Stored entries.
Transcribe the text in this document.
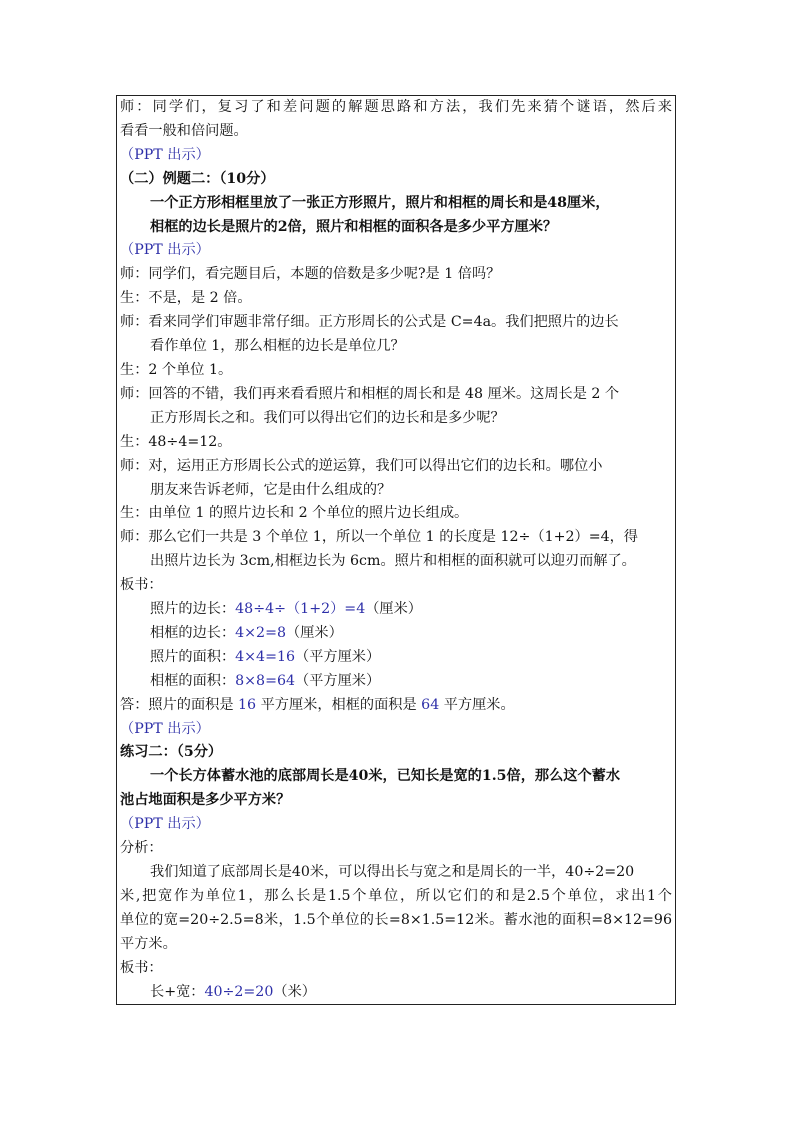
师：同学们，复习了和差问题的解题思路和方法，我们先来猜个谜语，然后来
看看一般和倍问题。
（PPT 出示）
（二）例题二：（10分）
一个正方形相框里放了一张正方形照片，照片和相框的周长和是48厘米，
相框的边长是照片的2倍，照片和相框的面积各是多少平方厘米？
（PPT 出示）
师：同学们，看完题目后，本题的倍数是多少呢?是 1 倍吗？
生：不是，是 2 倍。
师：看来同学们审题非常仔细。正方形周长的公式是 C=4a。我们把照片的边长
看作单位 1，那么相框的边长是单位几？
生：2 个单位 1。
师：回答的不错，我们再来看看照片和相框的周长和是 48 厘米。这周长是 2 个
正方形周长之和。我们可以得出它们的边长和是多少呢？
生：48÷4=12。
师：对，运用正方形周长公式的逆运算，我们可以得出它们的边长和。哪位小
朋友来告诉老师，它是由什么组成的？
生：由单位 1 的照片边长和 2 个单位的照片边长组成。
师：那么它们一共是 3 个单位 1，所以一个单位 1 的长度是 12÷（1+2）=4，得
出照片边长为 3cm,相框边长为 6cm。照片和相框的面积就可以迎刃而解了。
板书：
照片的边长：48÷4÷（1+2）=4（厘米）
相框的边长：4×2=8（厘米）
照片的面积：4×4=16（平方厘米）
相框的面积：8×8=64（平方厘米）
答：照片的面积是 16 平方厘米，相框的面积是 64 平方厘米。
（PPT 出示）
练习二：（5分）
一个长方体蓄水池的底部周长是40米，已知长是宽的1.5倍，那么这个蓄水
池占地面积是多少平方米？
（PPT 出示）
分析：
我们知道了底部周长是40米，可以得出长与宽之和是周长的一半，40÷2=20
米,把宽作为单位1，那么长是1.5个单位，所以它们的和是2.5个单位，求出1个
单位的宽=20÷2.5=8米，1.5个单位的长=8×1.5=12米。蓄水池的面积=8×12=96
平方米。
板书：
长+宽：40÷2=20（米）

Prompt.
Pictures in the records above are not copied; print everything else exactly.

Exercise response.
Transcribe the text in this document.
师：同学们，复习了和差问题的解题思路和方法，我们先来猜个谜语，然后来
看看一般和倍问题。
（PPT 出示）
（二）例题二：（10分）
一个正方形相框里放了一张正方形照片，照片和相框的周长和是48厘米，
相框的边长是照片的2倍，照片和相框的面积各是多少平方厘米？
（PPT 出示）
师：同学们，看完题目后，本题的倍数是多少呢?是 1 倍吗？
生：不是，是 2 倍。
师：看来同学们审题非常仔细。正方形周长的公式是 C=4a。我们把照片的边长
看作单位 1，那么相框的边长是单位几？
生：2 个单位 1。
师：回答的不错，我们再来看看照片和相框的周长和是 48 厘米。这周长是 2 个
正方形周长之和。我们可以得出它们的边长和是多少呢？
生：48÷4=12。
师：对，运用正方形周长公式的逆运算，我们可以得出它们的边长和。哪位小
朋友来告诉老师，它是由什么组成的？
生：由单位 1 的照片边长和 2 个单位的照片边长组成。
师：那么它们一共是 3 个单位 1，所以一个单位 1 的长度是 12÷（1+2）=4，得
出照片边长为 3cm,相框边长为 6cm。照片和相框的面积就可以迎刃而解了。
板书：
照片的边长：48÷4÷（1+2）=4（厘米）
相框的边长：4×2=8（厘米）
照片的面积：4×4=16（平方厘米）
相框的面积：8×8=64（平方厘米）
答：照片的面积是 16 平方厘米，相框的面积是 64 平方厘米。
（PPT 出示）
练习二：（5分）
一个长方体蓄水池的底部周长是40米，已知长是宽的1.5倍，那么这个蓄水
池占地面积是多少平方米？
（PPT 出示）
分析：
我们知道了底部周长是40米，可以得出长与宽之和是周长的一半，40÷2=20
米,把宽作为单位1，那么长是1.5个单位，所以它们的和是2.5个单位，求出1个
单位的宽=20÷2.5=8米，1.5个单位的长=8×1.5=12米。蓄水池的面积=8×12=96
平方米。
板书：
长+宽：40÷2=20（米）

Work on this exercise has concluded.